__GIVEN TASK__. From the entries below, count the lines with "image". Write only the count.

__RECORDS PROVIDED__.
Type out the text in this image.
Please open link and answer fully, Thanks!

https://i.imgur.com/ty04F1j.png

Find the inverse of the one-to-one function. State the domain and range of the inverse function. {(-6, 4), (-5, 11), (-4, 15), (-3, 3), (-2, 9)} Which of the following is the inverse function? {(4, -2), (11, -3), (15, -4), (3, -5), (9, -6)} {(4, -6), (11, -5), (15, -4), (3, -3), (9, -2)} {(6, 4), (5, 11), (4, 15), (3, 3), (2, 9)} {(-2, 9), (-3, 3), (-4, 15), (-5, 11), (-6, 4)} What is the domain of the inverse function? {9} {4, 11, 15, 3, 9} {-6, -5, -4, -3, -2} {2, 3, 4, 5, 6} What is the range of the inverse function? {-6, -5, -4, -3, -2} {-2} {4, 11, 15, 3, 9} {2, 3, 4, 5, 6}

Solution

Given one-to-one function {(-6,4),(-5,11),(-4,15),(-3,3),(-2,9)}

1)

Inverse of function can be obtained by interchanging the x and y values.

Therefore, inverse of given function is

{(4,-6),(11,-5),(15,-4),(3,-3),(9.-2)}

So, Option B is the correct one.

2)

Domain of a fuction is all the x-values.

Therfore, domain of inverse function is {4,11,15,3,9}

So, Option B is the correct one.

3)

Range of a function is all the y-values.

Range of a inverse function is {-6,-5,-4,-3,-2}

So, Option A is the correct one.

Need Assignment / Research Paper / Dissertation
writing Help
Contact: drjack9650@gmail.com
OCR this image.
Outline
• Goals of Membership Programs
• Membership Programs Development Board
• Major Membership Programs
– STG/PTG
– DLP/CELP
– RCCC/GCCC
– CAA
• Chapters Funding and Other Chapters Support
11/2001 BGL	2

__OUTPUT FOR THIS TASK__. 2